> TASK DETAILS
Copy every record exactly, and keep the pictures out.

— START GIVEN DATA —

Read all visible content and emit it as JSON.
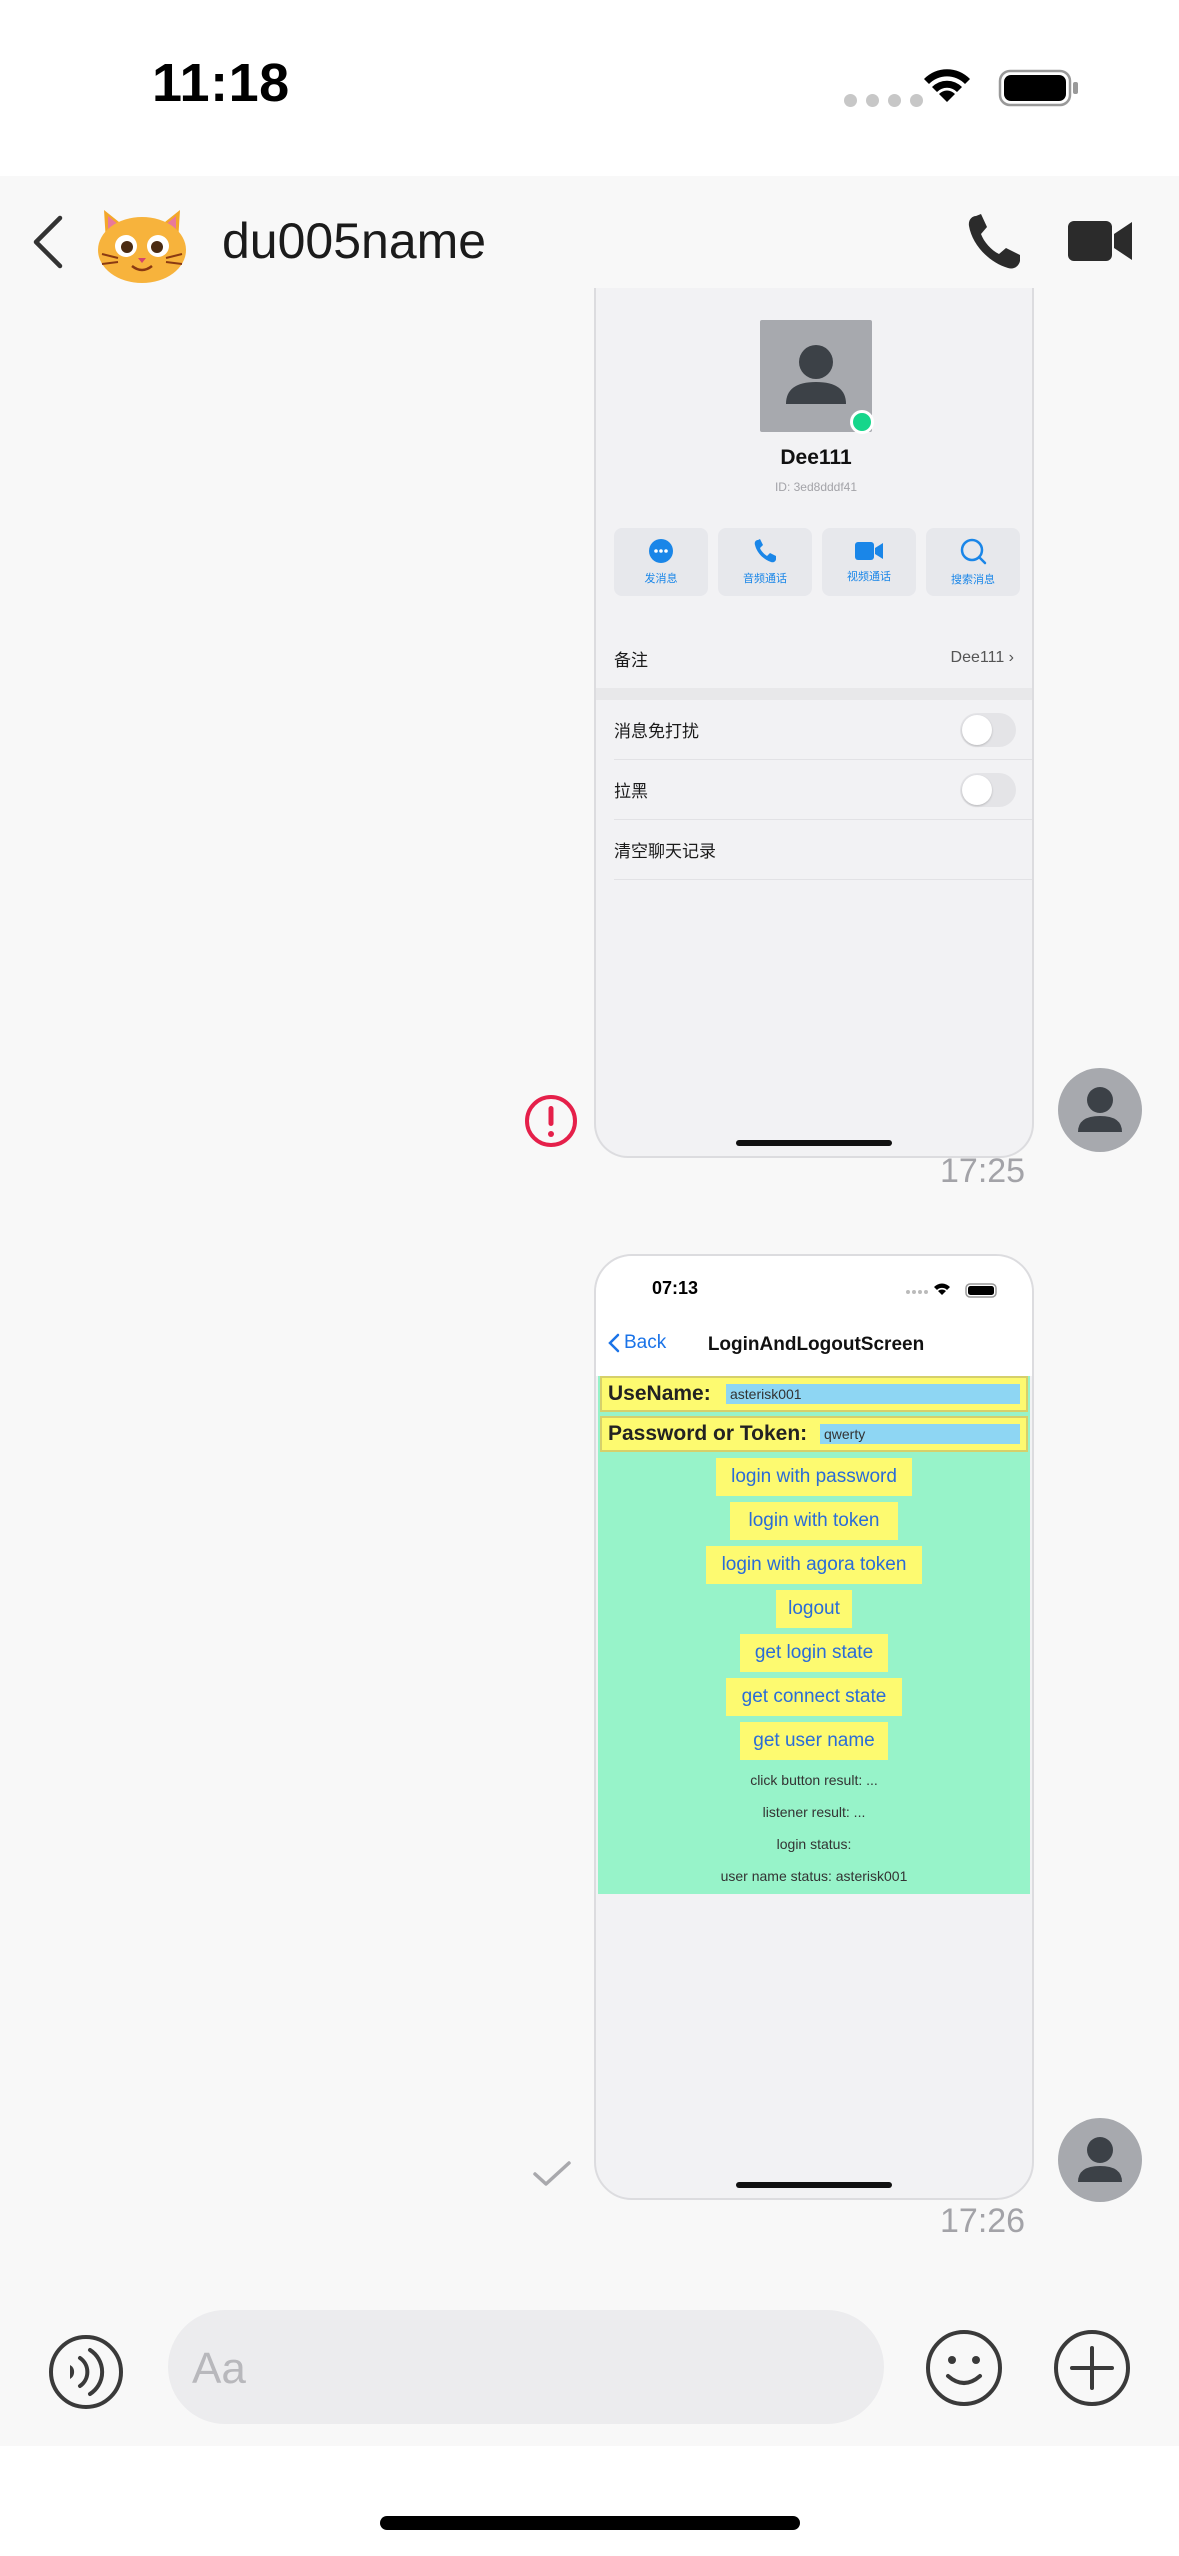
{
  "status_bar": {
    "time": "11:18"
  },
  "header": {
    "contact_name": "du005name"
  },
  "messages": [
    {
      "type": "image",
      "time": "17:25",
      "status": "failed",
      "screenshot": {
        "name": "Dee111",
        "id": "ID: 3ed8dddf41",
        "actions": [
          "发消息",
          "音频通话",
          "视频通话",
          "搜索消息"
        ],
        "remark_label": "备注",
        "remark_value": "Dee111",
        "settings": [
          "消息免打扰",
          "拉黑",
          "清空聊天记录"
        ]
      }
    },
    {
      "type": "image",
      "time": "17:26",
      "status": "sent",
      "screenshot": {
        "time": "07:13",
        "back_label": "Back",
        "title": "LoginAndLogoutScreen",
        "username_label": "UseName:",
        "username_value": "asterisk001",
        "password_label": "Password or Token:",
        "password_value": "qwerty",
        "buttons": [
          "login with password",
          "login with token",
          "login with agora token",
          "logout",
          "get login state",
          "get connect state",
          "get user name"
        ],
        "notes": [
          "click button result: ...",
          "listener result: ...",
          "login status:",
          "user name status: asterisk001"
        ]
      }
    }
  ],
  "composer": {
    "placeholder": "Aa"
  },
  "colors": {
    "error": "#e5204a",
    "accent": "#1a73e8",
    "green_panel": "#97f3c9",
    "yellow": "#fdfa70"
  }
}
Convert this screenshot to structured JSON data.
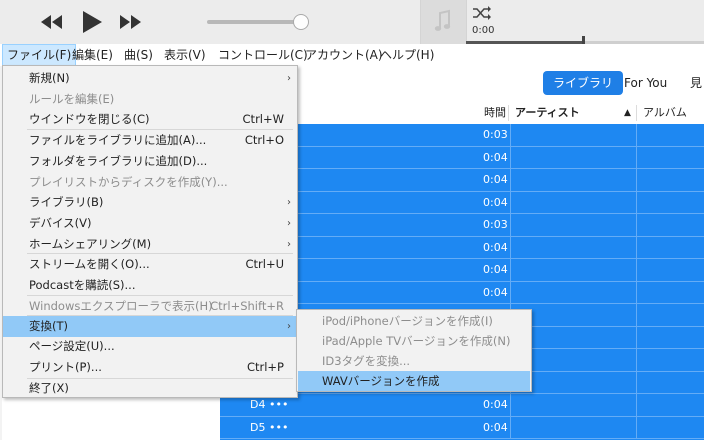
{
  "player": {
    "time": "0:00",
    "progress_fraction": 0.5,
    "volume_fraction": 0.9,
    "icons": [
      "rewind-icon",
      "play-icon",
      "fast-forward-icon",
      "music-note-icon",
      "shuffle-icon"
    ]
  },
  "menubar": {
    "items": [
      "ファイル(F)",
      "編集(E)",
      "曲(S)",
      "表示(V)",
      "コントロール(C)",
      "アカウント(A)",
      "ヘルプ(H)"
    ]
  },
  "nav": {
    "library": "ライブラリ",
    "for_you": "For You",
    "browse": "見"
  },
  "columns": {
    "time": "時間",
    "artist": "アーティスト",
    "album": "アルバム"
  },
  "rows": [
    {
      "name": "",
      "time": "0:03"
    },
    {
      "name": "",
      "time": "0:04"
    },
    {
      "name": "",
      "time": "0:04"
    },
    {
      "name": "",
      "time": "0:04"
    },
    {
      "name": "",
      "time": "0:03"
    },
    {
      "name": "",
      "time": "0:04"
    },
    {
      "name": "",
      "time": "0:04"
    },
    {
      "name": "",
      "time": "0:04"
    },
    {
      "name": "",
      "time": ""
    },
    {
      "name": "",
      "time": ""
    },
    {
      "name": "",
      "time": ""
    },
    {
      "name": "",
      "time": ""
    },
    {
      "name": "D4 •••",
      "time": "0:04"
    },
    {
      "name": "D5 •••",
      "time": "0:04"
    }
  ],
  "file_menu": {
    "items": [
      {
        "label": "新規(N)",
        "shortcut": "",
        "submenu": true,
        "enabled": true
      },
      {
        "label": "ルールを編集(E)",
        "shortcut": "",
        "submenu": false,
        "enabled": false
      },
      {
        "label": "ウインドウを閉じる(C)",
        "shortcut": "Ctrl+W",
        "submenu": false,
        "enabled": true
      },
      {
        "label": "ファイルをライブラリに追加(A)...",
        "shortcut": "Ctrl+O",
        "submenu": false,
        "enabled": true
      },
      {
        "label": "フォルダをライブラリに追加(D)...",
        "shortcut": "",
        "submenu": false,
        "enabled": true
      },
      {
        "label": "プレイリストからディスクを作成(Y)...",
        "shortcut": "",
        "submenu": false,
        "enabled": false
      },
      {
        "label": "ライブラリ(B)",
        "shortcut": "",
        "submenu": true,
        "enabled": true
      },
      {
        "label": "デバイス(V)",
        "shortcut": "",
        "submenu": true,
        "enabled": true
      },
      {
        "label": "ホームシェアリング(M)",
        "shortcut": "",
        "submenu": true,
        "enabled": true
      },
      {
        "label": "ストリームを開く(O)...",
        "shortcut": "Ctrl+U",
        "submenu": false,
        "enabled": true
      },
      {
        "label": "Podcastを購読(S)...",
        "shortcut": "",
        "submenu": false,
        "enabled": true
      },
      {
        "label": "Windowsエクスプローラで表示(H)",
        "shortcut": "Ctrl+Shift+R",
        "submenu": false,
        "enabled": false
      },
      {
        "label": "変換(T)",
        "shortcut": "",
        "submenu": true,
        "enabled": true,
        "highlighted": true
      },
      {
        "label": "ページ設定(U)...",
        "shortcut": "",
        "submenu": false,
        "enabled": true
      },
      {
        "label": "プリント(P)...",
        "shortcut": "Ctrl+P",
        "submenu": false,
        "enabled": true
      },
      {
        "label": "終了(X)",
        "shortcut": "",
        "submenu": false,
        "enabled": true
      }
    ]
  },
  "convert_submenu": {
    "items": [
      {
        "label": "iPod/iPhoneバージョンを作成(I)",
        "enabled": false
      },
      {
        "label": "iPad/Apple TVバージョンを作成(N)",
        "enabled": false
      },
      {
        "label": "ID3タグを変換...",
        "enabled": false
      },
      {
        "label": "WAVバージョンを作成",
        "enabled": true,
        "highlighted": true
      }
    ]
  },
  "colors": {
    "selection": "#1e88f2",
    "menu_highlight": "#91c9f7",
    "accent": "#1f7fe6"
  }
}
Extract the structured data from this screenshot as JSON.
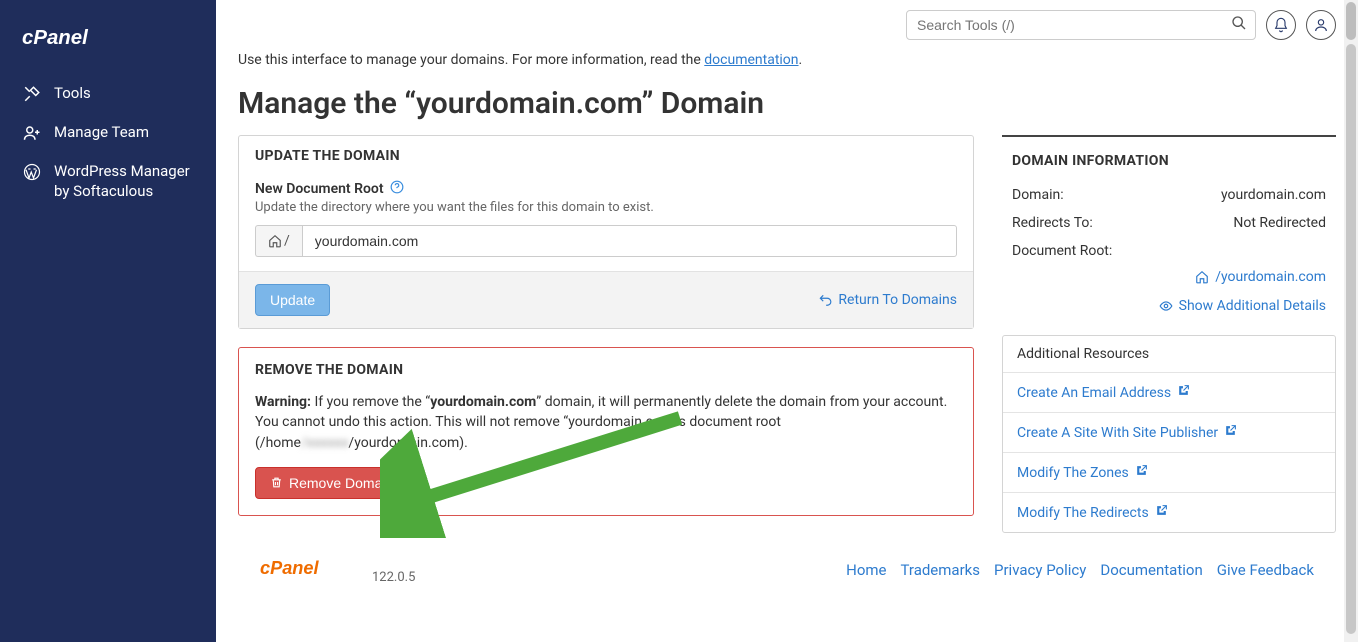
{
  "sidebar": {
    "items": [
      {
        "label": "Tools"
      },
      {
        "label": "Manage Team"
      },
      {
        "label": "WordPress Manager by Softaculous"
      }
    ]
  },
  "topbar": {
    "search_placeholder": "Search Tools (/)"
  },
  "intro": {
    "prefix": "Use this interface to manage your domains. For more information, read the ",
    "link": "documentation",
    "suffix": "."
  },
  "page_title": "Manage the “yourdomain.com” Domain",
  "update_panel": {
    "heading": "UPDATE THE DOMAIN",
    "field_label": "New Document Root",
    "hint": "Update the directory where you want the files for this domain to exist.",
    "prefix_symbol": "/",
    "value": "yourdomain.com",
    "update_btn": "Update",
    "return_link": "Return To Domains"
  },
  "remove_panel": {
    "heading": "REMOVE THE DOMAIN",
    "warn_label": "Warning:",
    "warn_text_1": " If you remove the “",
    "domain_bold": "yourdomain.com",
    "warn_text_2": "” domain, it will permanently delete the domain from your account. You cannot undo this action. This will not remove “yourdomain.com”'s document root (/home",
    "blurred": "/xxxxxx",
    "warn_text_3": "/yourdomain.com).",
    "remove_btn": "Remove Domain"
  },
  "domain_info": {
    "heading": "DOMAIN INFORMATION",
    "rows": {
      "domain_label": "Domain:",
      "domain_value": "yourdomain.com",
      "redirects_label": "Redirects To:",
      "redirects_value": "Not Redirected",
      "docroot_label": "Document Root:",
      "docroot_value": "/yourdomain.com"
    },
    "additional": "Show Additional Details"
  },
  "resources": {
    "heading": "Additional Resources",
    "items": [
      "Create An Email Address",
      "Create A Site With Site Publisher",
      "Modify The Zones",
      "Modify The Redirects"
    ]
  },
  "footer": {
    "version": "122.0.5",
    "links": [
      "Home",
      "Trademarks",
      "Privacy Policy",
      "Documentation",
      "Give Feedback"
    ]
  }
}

— END GIVEN DATA —

> WRITTEN SOLUTION
Read all visible content and emit it as JSON.
{
  "status_bar": {
    "time": "11:18"
  },
  "header": {
    "contact_name": "du005name"
  },
  "messages": [
    {
      "type": "image",
      "time": "17:25",
      "status": "failed",
      "screenshot": {
        "name": "Dee111",
        "id": "ID: 3ed8dddf41",
        "actions": [
          "发消息",
          "音频通话",
          "视频通话",
          "搜索消息"
        ],
        "remark_label": "备注",
        "remark_value": "Dee111",
        "settings": [
          "消息免打扰",
          "拉黑",
          "清空聊天记录"
        ]
      }
    },
    {
      "type": "image",
      "time": "17:26",
      "status": "sent",
      "screenshot": {
        "time": "07:13",
        "back_label": "Back",
        "title": "LoginAndLogoutScreen",
        "username_label": "UseName:",
        "username_value": "asterisk001",
        "password_label": "Password or Token:",
        "password_value": "qwerty",
        "buttons": [
          "login with password",
          "login with token",
          "login with agora token",
          "logout",
          "get login state",
          "get connect state",
          "get user name"
        ],
        "notes": [
          "click button result: ...",
          "listener result: ...",
          "login status:",
          "user name status: asterisk001"
        ]
      }
    }
  ],
  "composer": {
    "placeholder": "Aa"
  },
  "colors": {
    "error": "#e5204a",
    "accent": "#1a73e8",
    "green_panel": "#97f3c9",
    "yellow": "#fdfa70"
  }
}
Convert this screenshot to structured JSON data.
{
  "player": {
    "time": "0:00",
    "progress_fraction": 0.5,
    "volume_fraction": 0.9,
    "icons": [
      "rewind-icon",
      "play-icon",
      "fast-forward-icon",
      "music-note-icon",
      "shuffle-icon"
    ]
  },
  "menubar": {
    "items": [
      "ファイル(F)",
      "編集(E)",
      "曲(S)",
      "表示(V)",
      "コントロール(C)",
      "アカウント(A)",
      "ヘルプ(H)"
    ]
  },
  "nav": {
    "library": "ライブラリ",
    "for_you": "For You",
    "browse": "見"
  },
  "columns": {
    "time": "時間",
    "artist": "アーティスト",
    "album": "アルバム"
  },
  "rows": [
    {
      "name": "",
      "time": "0:03"
    },
    {
      "name": "",
      "time": "0:04"
    },
    {
      "name": "",
      "time": "0:04"
    },
    {
      "name": "",
      "time": "0:04"
    },
    {
      "name": "",
      "time": "0:03"
    },
    {
      "name": "",
      "time": "0:04"
    },
    {
      "name": "",
      "time": "0:04"
    },
    {
      "name": "",
      "time": "0:04"
    },
    {
      "name": "",
      "time": ""
    },
    {
      "name": "",
      "time": ""
    },
    {
      "name": "",
      "time": ""
    },
    {
      "name": "",
      "time": ""
    },
    {
      "name": "D4 •••",
      "time": "0:04"
    },
    {
      "name": "D5 •••",
      "time": "0:04"
    }
  ],
  "file_menu": {
    "items": [
      {
        "label": "新規(N)",
        "shortcut": "",
        "submenu": true,
        "enabled": true
      },
      {
        "label": "ルールを編集(E)",
        "shortcut": "",
        "submenu": false,
        "enabled": false
      },
      {
        "label": "ウインドウを閉じる(C)",
        "shortcut": "Ctrl+W",
        "submenu": false,
        "enabled": true
      },
      {
        "label": "ファイルをライブラリに追加(A)...",
        "shortcut": "Ctrl+O",
        "submenu": false,
        "enabled": true
      },
      {
        "label": "フォルダをライブラリに追加(D)...",
        "shortcut": "",
        "submenu": false,
        "enabled": true
      },
      {
        "label": "プレイリストからディスクを作成(Y)...",
        "shortcut": "",
        "submenu": false,
        "enabled": false
      },
      {
        "label": "ライブラリ(B)",
        "shortcut": "",
        "submenu": true,
        "enabled": true
      },
      {
        "label": "デバイス(V)",
        "shortcut": "",
        "submenu": true,
        "enabled": true
      },
      {
        "label": "ホームシェアリング(M)",
        "shortcut": "",
        "submenu": true,
        "enabled": true
      },
      {
        "label": "ストリームを開く(O)...",
        "shortcut": "Ctrl+U",
        "submenu": false,
        "enabled": true
      },
      {
        "label": "Podcastを購読(S)...",
        "shortcut": "",
        "submenu": false,
        "enabled": true
      },
      {
        "label": "Windowsエクスプローラで表示(H)",
        "shortcut": "Ctrl+Shift+R",
        "submenu": false,
        "enabled": false
      },
      {
        "label": "変換(T)",
        "shortcut": "",
        "submenu": true,
        "enabled": true,
        "highlighted": true
      },
      {
        "label": "ページ設定(U)...",
        "shortcut": "",
        "submenu": false,
        "enabled": true
      },
      {
        "label": "プリント(P)...",
        "shortcut": "Ctrl+P",
        "submenu": false,
        "enabled": true
      },
      {
        "label": "終了(X)",
        "shortcut": "",
        "submenu": false,
        "enabled": true
      }
    ]
  },
  "convert_submenu": {
    "items": [
      {
        "label": "iPod/iPhoneバージョンを作成(I)",
        "enabled": false
      },
      {
        "label": "iPad/Apple TVバージョンを作成(N)",
        "enabled": false
      },
      {
        "label": "ID3タグを変換...",
        "enabled": false
      },
      {
        "label": "WAVバージョンを作成",
        "enabled": true,
        "highlighted": true
      }
    ]
  },
  "colors": {
    "selection": "#1e88f2",
    "menu_highlight": "#91c9f7",
    "accent": "#1f7fe6"
  }
}
Extract the structured data from this screenshot as JSON.
{
  "sidebar": {
    "items": [
      {
        "label": "Tools"
      },
      {
        "label": "Manage Team"
      },
      {
        "label": "WordPress Manager by Softaculous"
      }
    ]
  },
  "topbar": {
    "search_placeholder": "Search Tools (/)"
  },
  "intro": {
    "prefix": "Use this interface to manage your domains. For more information, read the ",
    "link": "documentation",
    "suffix": "."
  },
  "page_title": "Manage the “yourdomain.com” Domain",
  "update_panel": {
    "heading": "UPDATE THE DOMAIN",
    "field_label": "New Document Root",
    "hint": "Update the directory where you want the files for this domain to exist.",
    "prefix_symbol": "/",
    "value": "yourdomain.com",
    "update_btn": "Update",
    "return_link": "Return To Domains"
  },
  "remove_panel": {
    "heading": "REMOVE THE DOMAIN",
    "warn_label": "Warning:",
    "warn_text_1": " If you remove the “",
    "domain_bold": "yourdomain.com",
    "warn_text_2": "” domain, it will permanently delete the domain from your account. You cannot undo this action. This will not remove “yourdomain.com”'s document root (/home",
    "blurred": "/xxxxxx",
    "warn_text_3": "/yourdomain.com).",
    "remove_btn": "Remove Domain"
  },
  "domain_info": {
    "heading": "DOMAIN INFORMATION",
    "rows": {
      "domain_label": "Domain:",
      "domain_value": "yourdomain.com",
      "redirects_label": "Redirects To:",
      "redirects_value": "Not Redirected",
      "docroot_label": "Document Root:",
      "docroot_value": "/yourdomain.com"
    },
    "additional": "Show Additional Details"
  },
  "resources": {
    "heading": "Additional Resources",
    "items": [
      "Create An Email Address",
      "Create A Site With Site Publisher",
      "Modify The Zones",
      "Modify The Redirects"
    ]
  },
  "footer": {
    "version": "122.0.5",
    "links": [
      "Home",
      "Trademarks",
      "Privacy Policy",
      "Documentation",
      "Give Feedback"
    ]
  }
}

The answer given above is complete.